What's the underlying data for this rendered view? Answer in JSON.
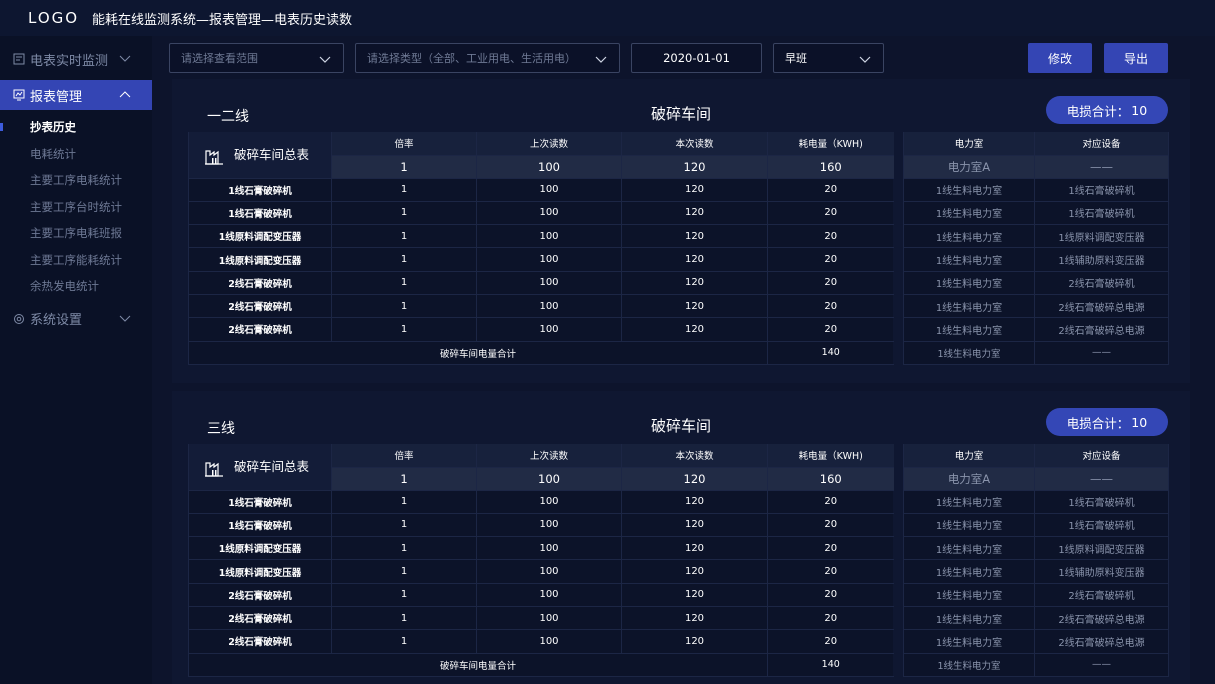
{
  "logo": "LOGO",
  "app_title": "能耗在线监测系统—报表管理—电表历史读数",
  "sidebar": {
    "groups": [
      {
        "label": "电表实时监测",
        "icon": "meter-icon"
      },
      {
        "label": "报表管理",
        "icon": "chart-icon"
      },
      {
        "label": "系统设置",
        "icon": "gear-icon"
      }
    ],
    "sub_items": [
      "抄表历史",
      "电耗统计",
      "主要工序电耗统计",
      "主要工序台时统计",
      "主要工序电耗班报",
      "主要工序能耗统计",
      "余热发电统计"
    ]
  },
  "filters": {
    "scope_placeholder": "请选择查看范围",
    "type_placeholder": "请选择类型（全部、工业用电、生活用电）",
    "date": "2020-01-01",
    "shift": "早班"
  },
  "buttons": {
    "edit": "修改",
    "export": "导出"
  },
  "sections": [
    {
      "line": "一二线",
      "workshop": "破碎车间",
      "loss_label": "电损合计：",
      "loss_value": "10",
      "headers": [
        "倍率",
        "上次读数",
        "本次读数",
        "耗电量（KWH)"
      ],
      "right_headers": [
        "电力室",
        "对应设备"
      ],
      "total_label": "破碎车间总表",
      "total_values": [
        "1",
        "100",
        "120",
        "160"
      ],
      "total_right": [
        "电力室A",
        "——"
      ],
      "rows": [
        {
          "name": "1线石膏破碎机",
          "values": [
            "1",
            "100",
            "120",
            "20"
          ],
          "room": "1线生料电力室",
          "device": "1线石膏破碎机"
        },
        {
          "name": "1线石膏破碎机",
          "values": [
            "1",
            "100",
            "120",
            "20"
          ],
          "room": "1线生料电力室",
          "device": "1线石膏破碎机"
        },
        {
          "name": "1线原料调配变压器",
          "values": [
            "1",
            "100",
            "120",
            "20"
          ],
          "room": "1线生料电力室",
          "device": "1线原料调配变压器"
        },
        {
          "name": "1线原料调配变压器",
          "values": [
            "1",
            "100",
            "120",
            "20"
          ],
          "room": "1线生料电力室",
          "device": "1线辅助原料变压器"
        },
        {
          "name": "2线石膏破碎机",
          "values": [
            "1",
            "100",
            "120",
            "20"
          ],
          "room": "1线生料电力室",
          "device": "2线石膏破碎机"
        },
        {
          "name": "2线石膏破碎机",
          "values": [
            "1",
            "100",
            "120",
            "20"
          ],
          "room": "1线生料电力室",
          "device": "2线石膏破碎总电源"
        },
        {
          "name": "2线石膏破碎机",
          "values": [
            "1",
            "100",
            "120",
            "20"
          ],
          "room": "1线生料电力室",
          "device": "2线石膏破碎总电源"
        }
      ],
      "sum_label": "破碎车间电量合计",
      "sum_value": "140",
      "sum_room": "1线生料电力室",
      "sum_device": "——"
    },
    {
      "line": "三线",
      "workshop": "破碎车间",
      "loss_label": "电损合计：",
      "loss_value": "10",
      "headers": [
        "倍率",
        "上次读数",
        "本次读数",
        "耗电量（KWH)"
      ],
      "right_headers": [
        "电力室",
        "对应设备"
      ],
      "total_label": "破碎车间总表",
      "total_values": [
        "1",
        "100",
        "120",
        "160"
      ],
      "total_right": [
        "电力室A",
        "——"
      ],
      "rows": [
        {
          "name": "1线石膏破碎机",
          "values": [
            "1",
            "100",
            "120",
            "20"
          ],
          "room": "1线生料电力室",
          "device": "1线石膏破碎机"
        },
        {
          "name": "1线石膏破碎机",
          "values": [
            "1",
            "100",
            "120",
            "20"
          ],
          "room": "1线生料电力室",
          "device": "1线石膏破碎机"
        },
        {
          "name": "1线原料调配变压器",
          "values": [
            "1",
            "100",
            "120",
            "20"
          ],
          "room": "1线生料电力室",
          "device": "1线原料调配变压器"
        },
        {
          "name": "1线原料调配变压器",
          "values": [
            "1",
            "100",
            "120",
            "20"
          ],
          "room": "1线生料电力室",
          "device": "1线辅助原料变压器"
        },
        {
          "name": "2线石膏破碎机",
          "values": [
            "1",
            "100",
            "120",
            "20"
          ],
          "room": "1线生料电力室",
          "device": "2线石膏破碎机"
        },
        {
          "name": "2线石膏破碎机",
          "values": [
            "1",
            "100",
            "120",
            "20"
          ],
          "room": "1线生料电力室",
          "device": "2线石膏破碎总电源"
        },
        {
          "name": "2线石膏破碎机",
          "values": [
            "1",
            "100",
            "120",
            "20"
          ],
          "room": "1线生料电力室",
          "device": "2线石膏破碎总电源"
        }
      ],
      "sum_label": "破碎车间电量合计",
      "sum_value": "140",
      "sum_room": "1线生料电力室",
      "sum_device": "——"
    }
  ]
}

******************************

## Problem requirements:
Repeat each entry exactly. Pictures do not belong in the copy.

## Correct result:
What's the underlying data for this rendered view? Answer in JSON.
{
  "logo": "LOGO",
  "app_title": "能耗在线监测系统—报表管理—电表历史读数",
  "sidebar": {
    "groups": [
      {
        "label": "电表实时监测",
        "icon": "meter-icon"
      },
      {
        "label": "报表管理",
        "icon": "chart-icon"
      },
      {
        "label": "系统设置",
        "icon": "gear-icon"
      }
    ],
    "sub_items": [
      "抄表历史",
      "电耗统计",
      "主要工序电耗统计",
      "主要工序台时统计",
      "主要工序电耗班报",
      "主要工序能耗统计",
      "余热发电统计"
    ]
  },
  "filters": {
    "scope_placeholder": "请选择查看范围",
    "type_placeholder": "请选择类型（全部、工业用电、生活用电）",
    "date": "2020-01-01",
    "shift": "早班"
  },
  "buttons": {
    "edit": "修改",
    "export": "导出"
  },
  "sections": [
    {
      "line": "一二线",
      "workshop": "破碎车间",
      "loss_label": "电损合计：",
      "loss_value": "10",
      "headers": [
        "倍率",
        "上次读数",
        "本次读数",
        "耗电量（KWH)"
      ],
      "right_headers": [
        "电力室",
        "对应设备"
      ],
      "total_label": "破碎车间总表",
      "total_values": [
        "1",
        "100",
        "120",
        "160"
      ],
      "total_right": [
        "电力室A",
        "——"
      ],
      "rows": [
        {
          "name": "1线石膏破碎机",
          "values": [
            "1",
            "100",
            "120",
            "20"
          ],
          "room": "1线生料电力室",
          "device": "1线石膏破碎机"
        },
        {
          "name": "1线石膏破碎机",
          "values": [
            "1",
            "100",
            "120",
            "20"
          ],
          "room": "1线生料电力室",
          "device": "1线石膏破碎机"
        },
        {
          "name": "1线原料调配变压器",
          "values": [
            "1",
            "100",
            "120",
            "20"
          ],
          "room": "1线生料电力室",
          "device": "1线原料调配变压器"
        },
        {
          "name": "1线原料调配变压器",
          "values": [
            "1",
            "100",
            "120",
            "20"
          ],
          "room": "1线生料电力室",
          "device": "1线辅助原料变压器"
        },
        {
          "name": "2线石膏破碎机",
          "values": [
            "1",
            "100",
            "120",
            "20"
          ],
          "room": "1线生料电力室",
          "device": "2线石膏破碎机"
        },
        {
          "name": "2线石膏破碎机",
          "values": [
            "1",
            "100",
            "120",
            "20"
          ],
          "room": "1线生料电力室",
          "device": "2线石膏破碎总电源"
        },
        {
          "name": "2线石膏破碎机",
          "values": [
            "1",
            "100",
            "120",
            "20"
          ],
          "room": "1线生料电力室",
          "device": "2线石膏破碎总电源"
        }
      ],
      "sum_label": "破碎车间电量合计",
      "sum_value": "140",
      "sum_room": "1线生料电力室",
      "sum_device": "——"
    },
    {
      "line": "三线",
      "workshop": "破碎车间",
      "loss_label": "电损合计：",
      "loss_value": "10",
      "headers": [
        "倍率",
        "上次读数",
        "本次读数",
        "耗电量（KWH)"
      ],
      "right_headers": [
        "电力室",
        "对应设备"
      ],
      "total_label": "破碎车间总表",
      "total_values": [
        "1",
        "100",
        "120",
        "160"
      ],
      "total_right": [
        "电力室A",
        "——"
      ],
      "rows": [
        {
          "name": "1线石膏破碎机",
          "values": [
            "1",
            "100",
            "120",
            "20"
          ],
          "room": "1线生料电力室",
          "device": "1线石膏破碎机"
        },
        {
          "name": "1线石膏破碎机",
          "values": [
            "1",
            "100",
            "120",
            "20"
          ],
          "room": "1线生料电力室",
          "device": "1线石膏破碎机"
        },
        {
          "name": "1线原料调配变压器",
          "values": [
            "1",
            "100",
            "120",
            "20"
          ],
          "room": "1线生料电力室",
          "device": "1线原料调配变压器"
        },
        {
          "name": "1线原料调配变压器",
          "values": [
            "1",
            "100",
            "120",
            "20"
          ],
          "room": "1线生料电力室",
          "device": "1线辅助原料变压器"
        },
        {
          "name": "2线石膏破碎机",
          "values": [
            "1",
            "100",
            "120",
            "20"
          ],
          "room": "1线生料电力室",
          "device": "2线石膏破碎机"
        },
        {
          "name": "2线石膏破碎机",
          "values": [
            "1",
            "100",
            "120",
            "20"
          ],
          "room": "1线生料电力室",
          "device": "2线石膏破碎总电源"
        },
        {
          "name": "2线石膏破碎机",
          "values": [
            "1",
            "100",
            "120",
            "20"
          ],
          "room": "1线生料电力室",
          "device": "2线石膏破碎总电源"
        }
      ],
      "sum_label": "破碎车间电量合计",
      "sum_value": "140",
      "sum_room": "1线生料电力室",
      "sum_device": "——"
    }
  ]
}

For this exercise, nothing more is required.